● Requirements:
Leave out the pictures and reproduce all of the data exactly.

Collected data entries
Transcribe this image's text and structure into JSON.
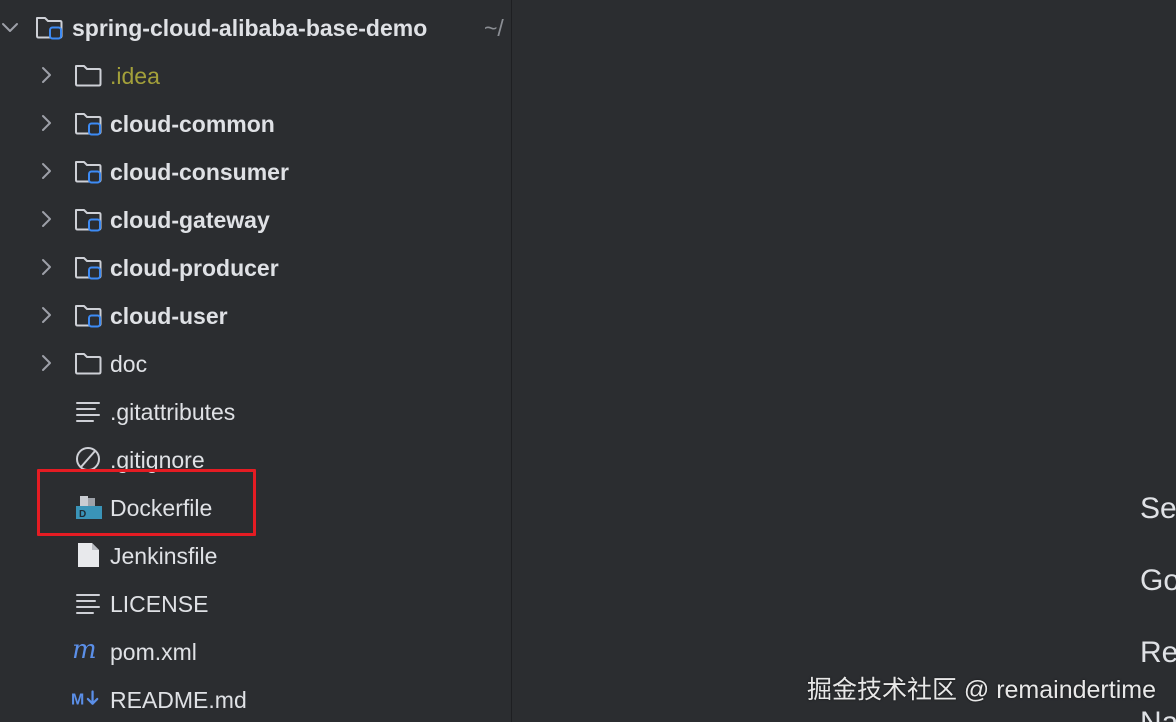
{
  "project_tree": {
    "root": {
      "label": "spring-cloud-alibaba-base-demo",
      "suffix": "~/"
    },
    "items": [
      {
        "label": ".idea",
        "type": "folder-excluded",
        "expandable": true
      },
      {
        "label": "cloud-common",
        "type": "module",
        "expandable": true
      },
      {
        "label": "cloud-consumer",
        "type": "module",
        "expandable": true
      },
      {
        "label": "cloud-gateway",
        "type": "module",
        "expandable": true
      },
      {
        "label": "cloud-producer",
        "type": "module",
        "expandable": true
      },
      {
        "label": "cloud-user",
        "type": "module",
        "expandable": true
      },
      {
        "label": "doc",
        "type": "folder",
        "expandable": true
      },
      {
        "label": ".gitattributes",
        "type": "text-file",
        "expandable": false
      },
      {
        "label": ".gitignore",
        "type": "ignore-file",
        "expandable": false
      },
      {
        "label": "Dockerfile",
        "type": "docker-file",
        "expandable": false,
        "highlighted": true
      },
      {
        "label": "Jenkinsfile",
        "type": "file",
        "expandable": false
      },
      {
        "label": "LICENSE",
        "type": "text-file",
        "expandable": false
      },
      {
        "label": "pom.xml",
        "type": "maven-file",
        "expandable": false
      },
      {
        "label": "README.md",
        "type": "markdown-file",
        "expandable": false
      }
    ]
  },
  "right_panel": {
    "partial_texts": [
      "Se",
      "Go",
      "Re",
      "Na"
    ]
  },
  "watermark": "掘金技术社区 @ remaindertime",
  "colors": {
    "background": "#2b2d30",
    "text": "#dfe1e5",
    "excluded_text": "#a3a03a",
    "highlight_border": "#e51c23",
    "module_badge": "#3d8bf5",
    "docker_icon": "#3a94b8"
  }
}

● Solution to the exercise:
Transcribe this image's text and structure into JSON.
{
  "project_tree": {
    "root": {
      "label": "spring-cloud-alibaba-base-demo",
      "suffix": "~/"
    },
    "items": [
      {
        "label": ".idea",
        "type": "folder-excluded",
        "expandable": true
      },
      {
        "label": "cloud-common",
        "type": "module",
        "expandable": true
      },
      {
        "label": "cloud-consumer",
        "type": "module",
        "expandable": true
      },
      {
        "label": "cloud-gateway",
        "type": "module",
        "expandable": true
      },
      {
        "label": "cloud-producer",
        "type": "module",
        "expandable": true
      },
      {
        "label": "cloud-user",
        "type": "module",
        "expandable": true
      },
      {
        "label": "doc",
        "type": "folder",
        "expandable": true
      },
      {
        "label": ".gitattributes",
        "type": "text-file",
        "expandable": false
      },
      {
        "label": ".gitignore",
        "type": "ignore-file",
        "expandable": false
      },
      {
        "label": "Dockerfile",
        "type": "docker-file",
        "expandable": false,
        "highlighted": true
      },
      {
        "label": "Jenkinsfile",
        "type": "file",
        "expandable": false
      },
      {
        "label": "LICENSE",
        "type": "text-file",
        "expandable": false
      },
      {
        "label": "pom.xml",
        "type": "maven-file",
        "expandable": false
      },
      {
        "label": "README.md",
        "type": "markdown-file",
        "expandable": false
      }
    ]
  },
  "right_panel": {
    "partial_texts": [
      "Se",
      "Go",
      "Re",
      "Na"
    ]
  },
  "watermark": "掘金技术社区 @ remaindertime",
  "colors": {
    "background": "#2b2d30",
    "text": "#dfe1e5",
    "excluded_text": "#a3a03a",
    "highlight_border": "#e51c23",
    "module_badge": "#3d8bf5",
    "docker_icon": "#3a94b8"
  }
}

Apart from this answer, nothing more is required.